Given data:
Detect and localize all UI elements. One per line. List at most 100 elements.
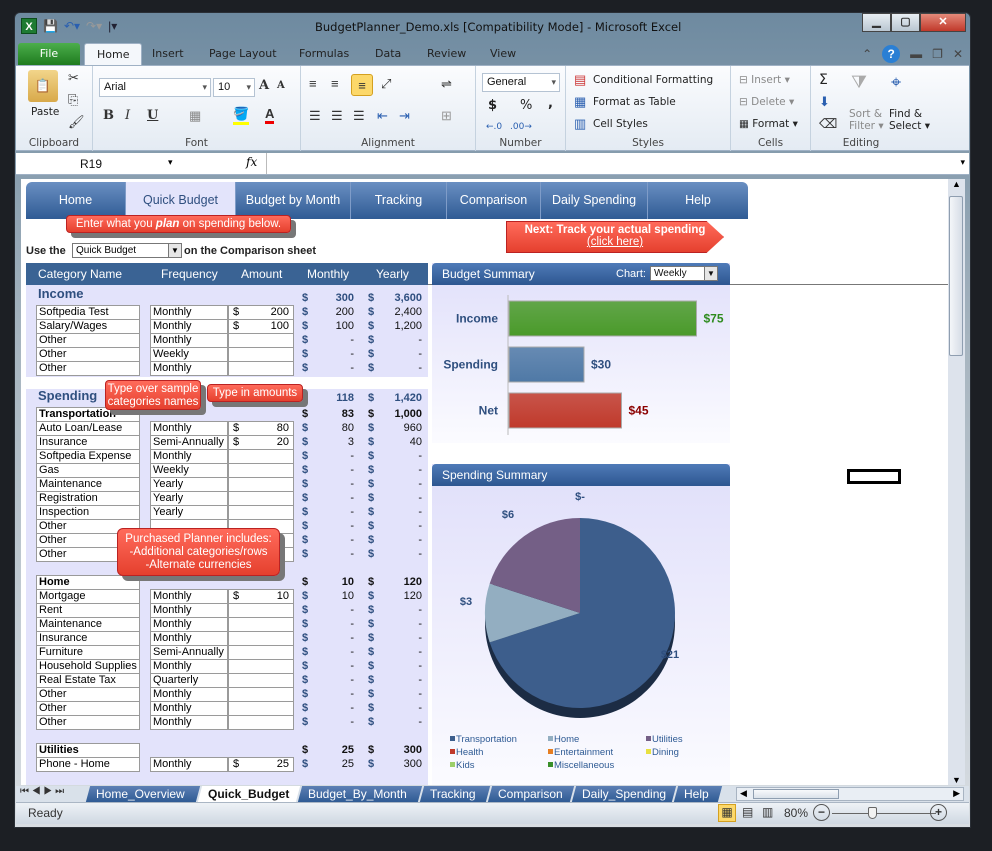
- frequency-cell[interactable]: Monthly: [150, 617, 228, 632]
- amount-cell[interactable]: [228, 673, 294, 688]
- delete-cells-button[interactable]: ⊟ Delete ▾: [739, 96, 794, 108]
- align-middle-icon[interactable]: ≡: [331, 76, 339, 91]
- selected-cell-r19[interactable]: [847, 469, 901, 484]
- vertical-scrollbar[interactable]: ▲ ▼: [948, 179, 965, 785]
- help-icon[interactable]: ?: [882, 45, 901, 63]
- frequency-cell[interactable]: Monthly: [150, 701, 228, 716]
- frequency-cell[interactable]: Monthly: [150, 631, 228, 646]
- cell-styles-button[interactable]: Cell Styles: [593, 118, 648, 130]
- comparison-source-select[interactable]: Quick Budget ▼: [72, 243, 182, 258]
- amount-cell[interactable]: [228, 505, 294, 520]
- amount-cell[interactable]: [228, 347, 294, 362]
- category-name-cell[interactable]: Inspection: [36, 505, 140, 520]
- orientation-icon[interactable]: ⤢: [381, 76, 391, 92]
- decrease-decimal-icon[interactable]: .00→: [510, 122, 532, 132]
- cut-icon[interactable]: ✂: [68, 70, 79, 86]
- amount-cell[interactable]: $20: [228, 435, 294, 450]
- chevron-down-icon[interactable]: ▼: [168, 244, 181, 257]
- expand-formula-bar-icon[interactable]: ▾: [960, 157, 965, 168]
- name-box-dropdown-icon[interactable]: ▾: [168, 157, 173, 168]
- amount-cell[interactable]: $200: [228, 305, 294, 320]
- nav-home[interactable]: Home: [26, 182, 126, 219]
- frequency-cell[interactable]: Yearly: [150, 477, 228, 492]
- save-icon[interactable]: 💾: [43, 19, 58, 33]
- tab-insert[interactable]: Insert: [140, 43, 196, 65]
- category-name-cell[interactable]: Other: [36, 361, 140, 376]
- align-right-icon[interactable]: ☰: [353, 108, 365, 124]
- fill-color-icon[interactable]: 🪣: [233, 106, 250, 125]
- sheet-tab-tracking[interactable]: Tracking: [419, 786, 491, 802]
- click-here-link[interactable]: (click here): [587, 236, 643, 248]
- align-left-icon[interactable]: ☰: [309, 108, 321, 124]
- tab-data[interactable]: Data: [363, 43, 413, 65]
- align-bottom-icon[interactable]: ≡: [351, 74, 373, 96]
- zoom-level[interactable]: 80%: [784, 806, 808, 820]
- close-button[interactable]: ✕: [920, 13, 966, 32]
- sheet-tab-home-overview[interactable]: Home_Overview: [85, 786, 201, 802]
- bold-icon[interactable]: B: [103, 108, 114, 123]
- frequency-cell[interactable]: Monthly: [150, 589, 228, 604]
- tab-review[interactable]: Review: [415, 43, 478, 65]
- workbook-close-icon[interactable]: ✕: [953, 47, 963, 61]
- frequency-cell[interactable]: Monthly: [150, 361, 228, 376]
- sheet-tab-help[interactable]: Help: [673, 786, 723, 802]
- frequency-cell[interactable]: Monthly: [150, 305, 228, 320]
- zoom-slider-track[interactable]: [832, 813, 936, 814]
- category-name-cell[interactable]: Other: [36, 701, 140, 716]
- frequency-cell[interactable]: Weekly: [150, 347, 228, 362]
- category-name-cell[interactable]: Other: [36, 687, 140, 702]
- tab-home[interactable]: Home: [84, 43, 143, 65]
- chart-period-select[interactable]: Weekly ▼: [650, 266, 718, 281]
- category-name-cell[interactable]: Maintenance: [36, 477, 140, 492]
- nav-comparison[interactable]: Comparison: [447, 182, 541, 219]
- sheet-nav-arrows-icon[interactable]: ⏮ ◀ ▶ ⏭: [20, 786, 64, 797]
- horizontal-scrollbar[interactable]: ◀ ▶: [736, 787, 964, 801]
- scroll-right-icon[interactable]: ▶: [953, 788, 960, 799]
- vertical-scroll-thumb[interactable]: [949, 196, 963, 356]
- frequency-cell[interactable]: Semi-Annually: [150, 435, 228, 450]
- chevron-down-icon[interactable]: ▼: [704, 267, 717, 280]
- category-name-cell[interactable]: Insurance: [36, 631, 140, 646]
- increase-decimal-icon[interactable]: ←.0: [486, 122, 502, 132]
- tab-page-layout[interactable]: Page Layout: [197, 43, 289, 65]
- conditional-formatting-button[interactable]: Conditional Formatting: [593, 74, 713, 86]
- amount-cell[interactable]: [228, 687, 294, 702]
- formula-input[interactable]: [266, 153, 956, 174]
- sheet-tab-comparison[interactable]: Comparison: [487, 786, 575, 802]
- percent-button[interactable]: %: [520, 98, 532, 113]
- italic-icon[interactable]: I: [125, 108, 130, 123]
- align-top-icon[interactable]: ≡: [309, 76, 317, 91]
- category-name-cell[interactable]: Registration: [36, 491, 140, 506]
- frequency-cell[interactable]: Yearly: [150, 505, 228, 520]
- undo-icon[interactable]: ↶▾: [64, 19, 80, 33]
- normal-view-icon[interactable]: ▦: [718, 804, 736, 822]
- frequency-cell[interactable]: Weekly: [150, 463, 228, 478]
- sheet-tab-quick-budget[interactable]: Quick_Budget: [197, 786, 301, 802]
- frequency-cell[interactable]: Monthly: [150, 687, 228, 702]
- paste-button[interactable]: Paste: [31, 106, 59, 118]
- amount-cell[interactable]: [228, 491, 294, 506]
- category-name-cell[interactable]: Furniture: [36, 645, 140, 660]
- frequency-cell[interactable]: Monthly: [150, 421, 228, 436]
- category-name-cell[interactable]: Other: [36, 715, 140, 730]
- category-name-cell[interactable]: Phone - Home: [36, 757, 140, 772]
- category-name-cell[interactable]: Auto Loan/Lease: [36, 421, 140, 436]
- nav-tracking[interactable]: Tracking: [351, 182, 447, 219]
- fill-icon[interactable]: ⬇: [819, 94, 830, 110]
- merge-center-icon[interactable]: ⊞: [441, 108, 452, 124]
- frequency-cell[interactable]: Semi-Annually: [150, 645, 228, 660]
- nav-quick-budget[interactable]: Quick Budget: [126, 182, 236, 219]
- frequency-cell[interactable]: Monthly: [150, 659, 228, 674]
- category-name-cell[interactable]: Rent: [36, 603, 140, 618]
- minimize-ribbon-icon[interactable]: ⌃: [862, 47, 872, 61]
- category-name-cell[interactable]: Real Estate Tax: [36, 673, 140, 688]
- page-break-view-icon[interactable]: ▥: [762, 805, 773, 819]
- amount-cell[interactable]: $10: [228, 589, 294, 604]
- zoom-slider-thumb[interactable]: [868, 807, 878, 819]
- workbook-minimize-icon[interactable]: ▬: [910, 47, 922, 61]
- sort-filter-button[interactable]: Sort & Filter ▾: [849, 108, 884, 132]
- page-layout-view-icon[interactable]: ▤: [742, 805, 753, 819]
- amount-cell[interactable]: [228, 333, 294, 348]
- clear-icon[interactable]: ⌫: [819, 116, 837, 132]
- insert-cells-button[interactable]: ⊟ Insert ▾: [739, 74, 790, 86]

Given task: List every line of the data above that contains the string "Annually", treating uppercase and lowercase letters as distinct.

The answer:
- frequency-cell[interactable]: Semi-Annually: [150, 435, 228, 450]
- frequency-cell[interactable]: Semi-Annually: [150, 645, 228, 660]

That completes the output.